→ WHAT THE TASK ASKS: Read through the entries below and return each line with the word "rate".
+++++
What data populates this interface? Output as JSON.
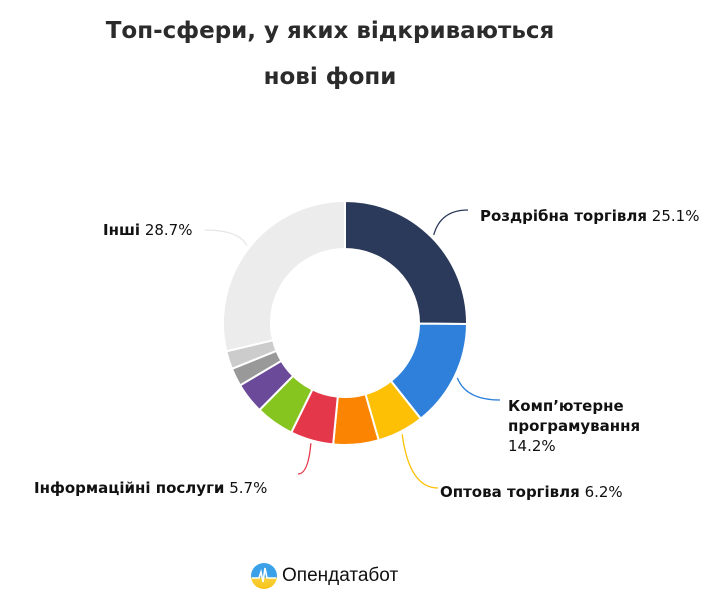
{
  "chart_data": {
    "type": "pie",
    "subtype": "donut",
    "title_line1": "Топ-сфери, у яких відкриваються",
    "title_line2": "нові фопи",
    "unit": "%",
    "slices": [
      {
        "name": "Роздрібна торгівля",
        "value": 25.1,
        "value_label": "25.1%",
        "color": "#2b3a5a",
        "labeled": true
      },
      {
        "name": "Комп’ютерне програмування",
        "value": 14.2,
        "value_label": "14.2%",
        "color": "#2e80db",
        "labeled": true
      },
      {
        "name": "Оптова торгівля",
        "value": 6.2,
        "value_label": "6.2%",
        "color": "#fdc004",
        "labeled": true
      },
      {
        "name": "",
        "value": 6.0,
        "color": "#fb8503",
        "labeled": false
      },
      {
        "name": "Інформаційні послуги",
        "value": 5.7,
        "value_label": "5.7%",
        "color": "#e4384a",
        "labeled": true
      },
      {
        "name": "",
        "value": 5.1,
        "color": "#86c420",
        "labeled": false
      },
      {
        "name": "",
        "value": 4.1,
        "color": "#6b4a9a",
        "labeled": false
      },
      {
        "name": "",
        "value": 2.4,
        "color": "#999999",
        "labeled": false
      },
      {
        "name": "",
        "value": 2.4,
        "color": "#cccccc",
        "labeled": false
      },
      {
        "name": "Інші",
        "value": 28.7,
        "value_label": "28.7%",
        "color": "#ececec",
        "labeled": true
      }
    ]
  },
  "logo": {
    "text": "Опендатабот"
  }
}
+++++
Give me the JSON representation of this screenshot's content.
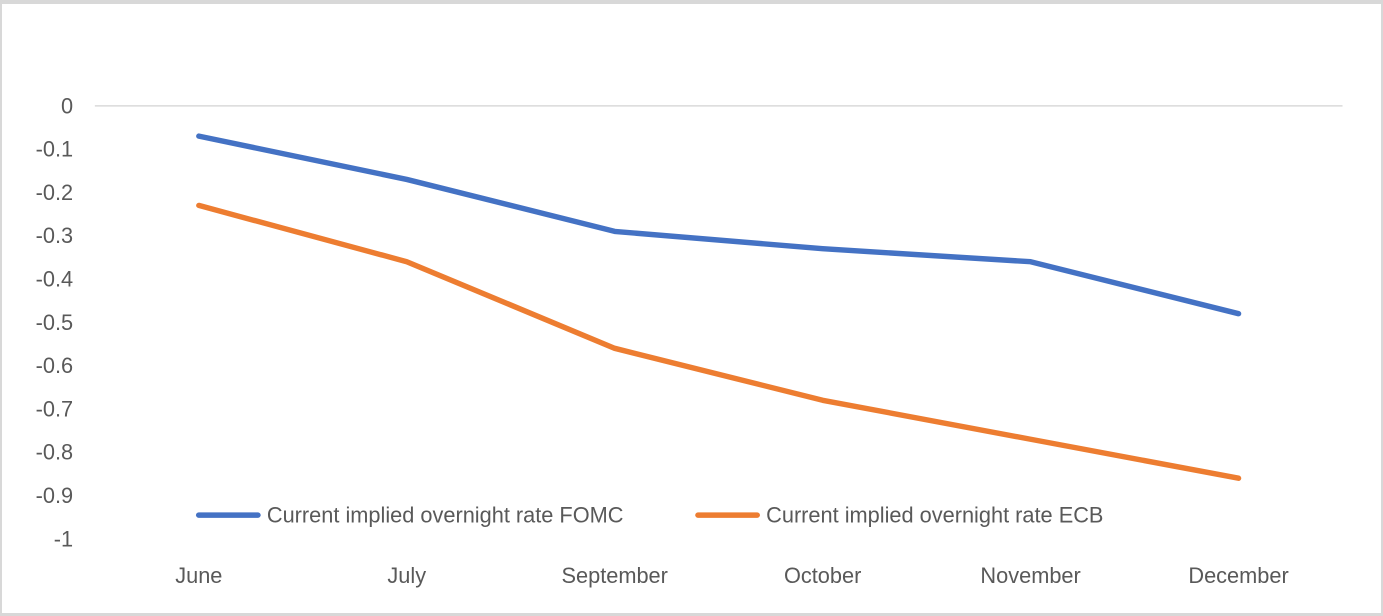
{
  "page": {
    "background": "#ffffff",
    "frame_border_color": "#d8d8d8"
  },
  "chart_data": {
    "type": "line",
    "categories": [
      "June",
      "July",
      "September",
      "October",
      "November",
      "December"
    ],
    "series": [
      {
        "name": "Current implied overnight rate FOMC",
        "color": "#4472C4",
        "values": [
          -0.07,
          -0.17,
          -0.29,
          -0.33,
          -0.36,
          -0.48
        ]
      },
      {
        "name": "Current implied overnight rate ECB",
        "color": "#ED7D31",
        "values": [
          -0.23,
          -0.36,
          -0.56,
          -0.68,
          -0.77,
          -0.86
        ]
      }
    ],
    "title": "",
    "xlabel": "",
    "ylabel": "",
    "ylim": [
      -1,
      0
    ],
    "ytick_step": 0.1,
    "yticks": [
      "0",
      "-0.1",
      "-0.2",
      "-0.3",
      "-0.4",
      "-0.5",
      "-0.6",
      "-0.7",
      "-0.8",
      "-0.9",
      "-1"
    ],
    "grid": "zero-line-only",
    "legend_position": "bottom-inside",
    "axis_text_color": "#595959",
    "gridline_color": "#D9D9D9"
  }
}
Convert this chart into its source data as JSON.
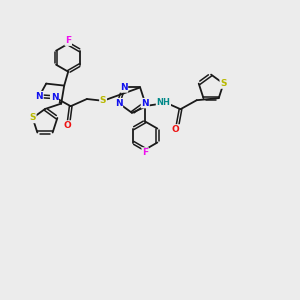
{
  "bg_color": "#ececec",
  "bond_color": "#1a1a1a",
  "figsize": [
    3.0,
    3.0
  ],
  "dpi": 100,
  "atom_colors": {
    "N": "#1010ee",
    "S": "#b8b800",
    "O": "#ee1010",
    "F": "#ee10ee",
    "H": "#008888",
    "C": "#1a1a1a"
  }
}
+++++
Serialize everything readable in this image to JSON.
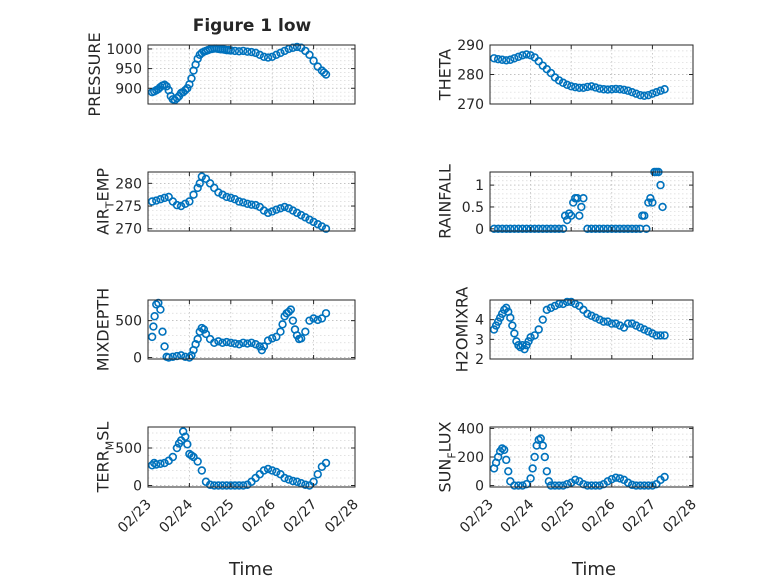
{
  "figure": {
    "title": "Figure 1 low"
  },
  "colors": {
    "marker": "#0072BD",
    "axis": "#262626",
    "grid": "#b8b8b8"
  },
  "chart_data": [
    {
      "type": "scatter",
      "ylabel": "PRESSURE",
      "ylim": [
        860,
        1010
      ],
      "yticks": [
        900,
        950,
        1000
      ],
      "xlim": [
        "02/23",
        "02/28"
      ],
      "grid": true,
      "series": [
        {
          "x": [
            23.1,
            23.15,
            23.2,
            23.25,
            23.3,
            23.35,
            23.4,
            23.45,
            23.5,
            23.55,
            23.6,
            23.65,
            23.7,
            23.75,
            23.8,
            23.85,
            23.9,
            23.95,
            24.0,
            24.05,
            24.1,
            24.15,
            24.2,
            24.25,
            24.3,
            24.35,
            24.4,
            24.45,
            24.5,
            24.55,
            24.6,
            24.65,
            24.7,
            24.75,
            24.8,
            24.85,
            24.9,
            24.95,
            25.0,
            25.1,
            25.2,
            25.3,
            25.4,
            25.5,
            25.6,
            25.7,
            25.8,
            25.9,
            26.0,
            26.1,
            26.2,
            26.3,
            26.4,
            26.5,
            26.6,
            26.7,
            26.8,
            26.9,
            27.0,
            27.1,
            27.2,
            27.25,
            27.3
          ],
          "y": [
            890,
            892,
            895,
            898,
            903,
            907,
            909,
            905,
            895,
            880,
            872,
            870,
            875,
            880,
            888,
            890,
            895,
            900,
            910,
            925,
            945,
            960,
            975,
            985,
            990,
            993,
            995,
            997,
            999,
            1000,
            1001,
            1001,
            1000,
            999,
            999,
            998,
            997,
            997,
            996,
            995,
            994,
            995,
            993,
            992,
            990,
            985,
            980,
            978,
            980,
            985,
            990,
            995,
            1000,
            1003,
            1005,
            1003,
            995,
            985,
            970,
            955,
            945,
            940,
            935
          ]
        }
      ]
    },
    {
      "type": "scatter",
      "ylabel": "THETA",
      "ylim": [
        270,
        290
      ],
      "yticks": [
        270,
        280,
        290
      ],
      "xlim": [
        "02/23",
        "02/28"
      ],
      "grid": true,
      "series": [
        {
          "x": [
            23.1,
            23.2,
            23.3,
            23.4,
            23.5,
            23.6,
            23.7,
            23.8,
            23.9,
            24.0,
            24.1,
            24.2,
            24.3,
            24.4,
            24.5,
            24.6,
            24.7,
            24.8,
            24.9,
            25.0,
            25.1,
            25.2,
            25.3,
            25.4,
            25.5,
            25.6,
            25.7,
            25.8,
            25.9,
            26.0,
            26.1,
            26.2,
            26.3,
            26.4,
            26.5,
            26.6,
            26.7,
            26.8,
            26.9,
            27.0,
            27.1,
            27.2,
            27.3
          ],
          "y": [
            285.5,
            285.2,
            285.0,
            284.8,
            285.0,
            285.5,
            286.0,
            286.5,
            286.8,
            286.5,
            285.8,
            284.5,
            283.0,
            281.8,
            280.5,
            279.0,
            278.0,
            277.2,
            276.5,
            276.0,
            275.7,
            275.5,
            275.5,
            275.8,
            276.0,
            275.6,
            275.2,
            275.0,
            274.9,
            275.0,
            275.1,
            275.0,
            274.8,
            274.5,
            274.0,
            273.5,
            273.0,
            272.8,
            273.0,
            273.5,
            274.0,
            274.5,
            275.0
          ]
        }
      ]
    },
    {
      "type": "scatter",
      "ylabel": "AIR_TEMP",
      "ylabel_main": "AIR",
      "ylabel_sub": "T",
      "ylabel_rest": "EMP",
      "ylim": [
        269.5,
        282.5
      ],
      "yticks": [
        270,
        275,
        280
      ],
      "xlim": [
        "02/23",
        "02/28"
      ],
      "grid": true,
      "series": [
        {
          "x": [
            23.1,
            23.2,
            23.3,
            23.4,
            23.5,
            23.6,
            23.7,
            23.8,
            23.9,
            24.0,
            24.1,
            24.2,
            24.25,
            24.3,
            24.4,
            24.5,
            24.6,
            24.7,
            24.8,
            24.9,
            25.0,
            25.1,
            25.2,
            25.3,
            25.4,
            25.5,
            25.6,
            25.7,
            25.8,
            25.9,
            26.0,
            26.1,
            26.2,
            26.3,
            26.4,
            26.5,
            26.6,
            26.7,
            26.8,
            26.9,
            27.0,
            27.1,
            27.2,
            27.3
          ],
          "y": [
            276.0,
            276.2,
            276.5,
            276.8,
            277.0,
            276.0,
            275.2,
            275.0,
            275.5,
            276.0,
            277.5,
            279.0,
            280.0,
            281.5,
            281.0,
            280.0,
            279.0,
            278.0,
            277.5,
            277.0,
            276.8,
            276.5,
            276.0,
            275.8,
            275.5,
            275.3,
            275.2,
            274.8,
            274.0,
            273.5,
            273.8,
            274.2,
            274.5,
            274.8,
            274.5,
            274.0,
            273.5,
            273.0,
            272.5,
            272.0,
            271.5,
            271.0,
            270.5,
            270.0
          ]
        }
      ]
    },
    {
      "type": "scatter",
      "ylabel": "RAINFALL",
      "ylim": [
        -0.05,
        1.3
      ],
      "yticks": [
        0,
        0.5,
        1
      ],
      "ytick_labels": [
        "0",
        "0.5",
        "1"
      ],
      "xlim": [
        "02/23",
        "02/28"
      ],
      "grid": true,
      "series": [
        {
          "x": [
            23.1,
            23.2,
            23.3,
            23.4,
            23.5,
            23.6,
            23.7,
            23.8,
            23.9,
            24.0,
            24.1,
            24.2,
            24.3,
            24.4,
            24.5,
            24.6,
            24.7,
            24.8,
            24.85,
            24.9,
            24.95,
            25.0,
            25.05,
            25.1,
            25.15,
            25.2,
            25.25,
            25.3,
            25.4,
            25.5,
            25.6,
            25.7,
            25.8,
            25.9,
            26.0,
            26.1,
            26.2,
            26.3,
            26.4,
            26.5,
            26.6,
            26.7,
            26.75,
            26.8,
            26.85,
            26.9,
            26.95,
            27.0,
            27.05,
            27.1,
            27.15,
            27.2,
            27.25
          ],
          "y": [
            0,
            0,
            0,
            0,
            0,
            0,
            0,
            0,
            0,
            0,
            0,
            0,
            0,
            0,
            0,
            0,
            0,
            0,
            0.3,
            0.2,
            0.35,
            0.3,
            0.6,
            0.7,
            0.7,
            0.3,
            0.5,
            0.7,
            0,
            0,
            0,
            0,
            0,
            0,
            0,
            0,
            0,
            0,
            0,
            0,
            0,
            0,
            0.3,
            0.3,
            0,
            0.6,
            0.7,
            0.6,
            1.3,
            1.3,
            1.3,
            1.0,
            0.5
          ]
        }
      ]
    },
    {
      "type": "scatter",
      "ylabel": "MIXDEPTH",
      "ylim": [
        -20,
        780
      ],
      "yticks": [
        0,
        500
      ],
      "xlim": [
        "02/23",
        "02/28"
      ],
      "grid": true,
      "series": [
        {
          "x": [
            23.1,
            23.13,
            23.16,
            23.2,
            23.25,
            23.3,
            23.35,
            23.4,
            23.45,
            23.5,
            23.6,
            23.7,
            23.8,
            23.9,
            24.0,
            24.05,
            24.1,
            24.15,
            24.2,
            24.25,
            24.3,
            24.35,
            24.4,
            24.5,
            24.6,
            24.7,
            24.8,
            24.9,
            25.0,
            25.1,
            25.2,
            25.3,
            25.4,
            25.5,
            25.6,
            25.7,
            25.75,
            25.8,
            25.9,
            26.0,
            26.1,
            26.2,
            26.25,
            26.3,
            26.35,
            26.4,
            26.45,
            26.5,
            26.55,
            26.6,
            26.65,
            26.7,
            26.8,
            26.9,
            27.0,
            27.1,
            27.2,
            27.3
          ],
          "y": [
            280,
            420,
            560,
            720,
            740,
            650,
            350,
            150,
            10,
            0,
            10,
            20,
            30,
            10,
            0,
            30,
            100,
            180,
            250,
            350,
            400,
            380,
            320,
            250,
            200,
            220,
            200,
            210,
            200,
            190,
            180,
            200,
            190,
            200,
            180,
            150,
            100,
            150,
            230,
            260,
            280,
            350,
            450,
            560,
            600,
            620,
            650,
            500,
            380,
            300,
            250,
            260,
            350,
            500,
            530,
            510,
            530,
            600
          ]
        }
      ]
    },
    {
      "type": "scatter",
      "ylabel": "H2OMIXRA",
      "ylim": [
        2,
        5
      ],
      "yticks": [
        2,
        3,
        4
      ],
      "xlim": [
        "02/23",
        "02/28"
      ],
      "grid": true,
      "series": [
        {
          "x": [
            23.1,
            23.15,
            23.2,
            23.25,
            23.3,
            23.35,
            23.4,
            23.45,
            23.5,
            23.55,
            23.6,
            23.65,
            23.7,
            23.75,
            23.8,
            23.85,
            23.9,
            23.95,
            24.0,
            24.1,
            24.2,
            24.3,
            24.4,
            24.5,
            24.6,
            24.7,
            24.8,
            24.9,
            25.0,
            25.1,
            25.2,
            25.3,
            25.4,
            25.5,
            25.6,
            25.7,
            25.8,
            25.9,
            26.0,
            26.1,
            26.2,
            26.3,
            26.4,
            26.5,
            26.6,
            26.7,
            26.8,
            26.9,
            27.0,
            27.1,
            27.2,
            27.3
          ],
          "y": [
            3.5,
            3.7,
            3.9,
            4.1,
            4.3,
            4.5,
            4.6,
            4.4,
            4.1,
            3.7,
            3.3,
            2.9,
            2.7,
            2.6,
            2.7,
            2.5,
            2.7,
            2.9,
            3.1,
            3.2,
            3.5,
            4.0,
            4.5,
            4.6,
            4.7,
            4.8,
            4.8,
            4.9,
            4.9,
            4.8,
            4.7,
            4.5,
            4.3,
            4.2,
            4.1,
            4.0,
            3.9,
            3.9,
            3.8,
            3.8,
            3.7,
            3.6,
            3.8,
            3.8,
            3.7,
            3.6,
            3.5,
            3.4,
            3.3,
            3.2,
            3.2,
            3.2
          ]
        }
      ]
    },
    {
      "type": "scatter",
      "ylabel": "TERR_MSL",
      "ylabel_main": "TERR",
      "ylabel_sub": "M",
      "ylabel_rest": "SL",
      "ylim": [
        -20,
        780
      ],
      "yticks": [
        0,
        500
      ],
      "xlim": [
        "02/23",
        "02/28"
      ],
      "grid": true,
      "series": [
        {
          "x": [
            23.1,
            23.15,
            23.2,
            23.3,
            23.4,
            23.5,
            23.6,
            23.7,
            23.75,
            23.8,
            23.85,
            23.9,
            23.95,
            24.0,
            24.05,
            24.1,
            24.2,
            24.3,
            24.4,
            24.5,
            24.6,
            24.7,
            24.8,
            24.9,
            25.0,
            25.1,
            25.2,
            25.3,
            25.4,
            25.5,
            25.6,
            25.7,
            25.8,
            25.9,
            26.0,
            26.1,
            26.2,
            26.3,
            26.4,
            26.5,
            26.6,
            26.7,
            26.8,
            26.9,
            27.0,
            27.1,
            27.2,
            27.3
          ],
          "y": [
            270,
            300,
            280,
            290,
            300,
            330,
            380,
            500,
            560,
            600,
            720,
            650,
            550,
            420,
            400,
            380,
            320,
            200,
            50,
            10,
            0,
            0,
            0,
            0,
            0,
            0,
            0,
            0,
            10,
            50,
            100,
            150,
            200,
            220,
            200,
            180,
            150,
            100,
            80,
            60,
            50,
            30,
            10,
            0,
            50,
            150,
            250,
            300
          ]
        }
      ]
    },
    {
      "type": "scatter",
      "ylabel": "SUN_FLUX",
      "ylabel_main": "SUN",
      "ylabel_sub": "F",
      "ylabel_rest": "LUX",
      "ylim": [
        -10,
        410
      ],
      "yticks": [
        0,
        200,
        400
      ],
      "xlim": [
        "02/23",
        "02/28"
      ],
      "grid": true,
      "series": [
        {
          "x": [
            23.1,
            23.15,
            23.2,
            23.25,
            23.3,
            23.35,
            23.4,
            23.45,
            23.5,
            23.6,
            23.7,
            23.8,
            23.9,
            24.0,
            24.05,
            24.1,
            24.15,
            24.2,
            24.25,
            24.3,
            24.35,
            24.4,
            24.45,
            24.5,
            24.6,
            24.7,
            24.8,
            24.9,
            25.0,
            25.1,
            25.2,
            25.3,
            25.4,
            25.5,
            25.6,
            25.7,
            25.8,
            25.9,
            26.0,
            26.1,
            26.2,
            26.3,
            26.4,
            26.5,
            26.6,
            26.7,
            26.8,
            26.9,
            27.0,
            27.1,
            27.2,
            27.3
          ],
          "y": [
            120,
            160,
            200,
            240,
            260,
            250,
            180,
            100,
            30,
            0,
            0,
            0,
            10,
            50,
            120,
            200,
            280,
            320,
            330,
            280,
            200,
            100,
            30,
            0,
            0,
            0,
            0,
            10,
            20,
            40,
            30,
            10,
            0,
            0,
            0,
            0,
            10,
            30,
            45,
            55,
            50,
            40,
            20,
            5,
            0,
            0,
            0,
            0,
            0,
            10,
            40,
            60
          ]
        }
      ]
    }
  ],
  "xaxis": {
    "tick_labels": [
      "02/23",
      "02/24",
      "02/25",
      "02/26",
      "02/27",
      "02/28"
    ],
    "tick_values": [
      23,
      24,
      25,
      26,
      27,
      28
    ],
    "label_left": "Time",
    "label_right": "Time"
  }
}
+++++
→ ANSWER TO THIS TASK:
        "name": "Current implied overnight rate FOMC",
        "name": "Current implied overnight rate ECB",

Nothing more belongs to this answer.